__Teks Hasil Ekstraksi__
Diskusi Biru

apa-apa untuk siapa saja, selalu dari sang Nona :)

23 Agustus 2020

Pernahkah?


“Apa kamu pernah merindukan dirimu sendiri?”

Jawaban:
a. Biasa aja
b. Pernah
c. Tidak pernah
d. Samasekali tidak


Pertanyaan ini, untuk semuanya, bukan? Kalau memang iya, saya yakin semuanya akan berusaha mencari kepastian dalam sebuah jawaban. Berpikir keras pula gimana cara mencarinya.
Merindukan orang lain mungkin gampang. Segampang membalik telapak tangan. Segampang berkedip. Atau bisa jadi ga segampang itu, ferguso. Seperti bertemu teman lama yang peluknya ga bisa kamu tahan untuk dibalas dengan erat. Lainnya, seperti berusaha akur sama saudara sendiri walau cuma untuk sehari. Iya, ga gampang alias sulit. Sesulit itu.
Tapi, pernah ga sih rasanya rindu sama dirimu sendiri?
Yang ini seperti berusaha mengulurkan tangan pada seseorang yang tenggelam di danau, padahal itu adalah pantulan dirimu sendiri.
Ada beberapa hal yang ga kamu ketahui tentang kamu dan orang lain. Belum, tepatnya. Dan akan segera diketahui jika kamu lebih dulu menemukannya.
Apa yang kamu sukai di dunia ini? Apa itu maksudnya apa? Apakah sesuatu yang umum atau khusus? Apakah harus apa, atau bisa jadi bagaimana? Tentang sebuah hal, benda … sebenarnya apa??!

“In a world where you can open any door,
first of all, choose to open the door of your heart.”
— Alexandra Vasiliu

Kenali dirimu sendiri.
Sudah kenal belum, dengan diri sendiri?

__Tugas Latihan__
1. Dalam teks tentang merindukan diri sendiri, siapa yang disebut sebagai sumber kutipan tentang membuka pintu hati?
2. Salin tanpa perubahan bagian dari teks tentang merindukan diri sendiri, mulai dari kata-kata yang memuat "Apa yang kamu" dan berhenti sesudah "benda … sebenarnya apa??!".
Jawab hanya berdasarkan teks tentang merindukan diri sendiri di atas.

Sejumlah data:
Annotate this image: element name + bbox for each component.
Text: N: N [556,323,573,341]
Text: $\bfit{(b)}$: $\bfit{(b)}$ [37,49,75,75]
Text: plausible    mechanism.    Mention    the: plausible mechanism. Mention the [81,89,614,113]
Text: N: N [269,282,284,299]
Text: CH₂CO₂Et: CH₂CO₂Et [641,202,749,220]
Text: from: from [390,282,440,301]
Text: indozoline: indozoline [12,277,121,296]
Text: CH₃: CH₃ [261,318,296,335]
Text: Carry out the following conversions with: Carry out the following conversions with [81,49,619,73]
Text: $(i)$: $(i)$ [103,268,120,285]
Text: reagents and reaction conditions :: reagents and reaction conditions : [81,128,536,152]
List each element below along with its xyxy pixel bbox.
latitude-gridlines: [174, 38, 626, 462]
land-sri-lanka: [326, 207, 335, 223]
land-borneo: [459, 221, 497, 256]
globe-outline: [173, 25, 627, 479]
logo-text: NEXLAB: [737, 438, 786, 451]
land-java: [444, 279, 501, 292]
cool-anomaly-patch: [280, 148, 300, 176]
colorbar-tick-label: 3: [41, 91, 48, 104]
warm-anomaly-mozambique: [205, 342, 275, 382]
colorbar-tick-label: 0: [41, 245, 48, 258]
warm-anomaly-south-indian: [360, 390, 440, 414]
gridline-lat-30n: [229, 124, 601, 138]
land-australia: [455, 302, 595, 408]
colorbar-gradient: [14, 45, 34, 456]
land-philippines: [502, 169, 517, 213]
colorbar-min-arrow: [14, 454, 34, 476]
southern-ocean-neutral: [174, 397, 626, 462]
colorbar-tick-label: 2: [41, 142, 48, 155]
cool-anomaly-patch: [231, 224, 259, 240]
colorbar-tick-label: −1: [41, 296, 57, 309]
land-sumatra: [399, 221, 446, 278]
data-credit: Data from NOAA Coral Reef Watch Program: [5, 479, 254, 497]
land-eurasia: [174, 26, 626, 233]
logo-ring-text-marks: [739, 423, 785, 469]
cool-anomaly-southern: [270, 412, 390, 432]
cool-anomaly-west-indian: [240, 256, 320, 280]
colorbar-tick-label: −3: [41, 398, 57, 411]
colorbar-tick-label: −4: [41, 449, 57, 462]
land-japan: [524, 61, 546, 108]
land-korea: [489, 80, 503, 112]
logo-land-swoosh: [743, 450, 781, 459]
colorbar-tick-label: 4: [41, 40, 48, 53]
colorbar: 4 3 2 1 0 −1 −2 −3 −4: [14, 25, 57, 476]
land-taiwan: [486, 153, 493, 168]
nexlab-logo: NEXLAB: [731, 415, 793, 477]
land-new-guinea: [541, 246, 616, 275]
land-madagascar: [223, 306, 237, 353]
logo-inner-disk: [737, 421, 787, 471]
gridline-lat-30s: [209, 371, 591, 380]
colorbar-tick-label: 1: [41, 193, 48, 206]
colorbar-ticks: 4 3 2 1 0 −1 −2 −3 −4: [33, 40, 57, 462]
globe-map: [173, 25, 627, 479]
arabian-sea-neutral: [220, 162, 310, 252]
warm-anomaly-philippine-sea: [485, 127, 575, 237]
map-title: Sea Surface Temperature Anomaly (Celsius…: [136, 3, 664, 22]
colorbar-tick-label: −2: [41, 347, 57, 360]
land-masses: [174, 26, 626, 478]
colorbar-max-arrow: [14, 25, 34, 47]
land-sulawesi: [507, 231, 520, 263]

__Hasil Latihan__
1. Alexandra Vasiliu.

2.
Apa yang kamu sukai di dunia ini? Apa itu maksudnya apa? Apakah sesuatu yang umum atau khusus? Apakah harus apa, atau bisa jadi bagaimana? Tentang sebuah hal, benda … sebenarnya apa??!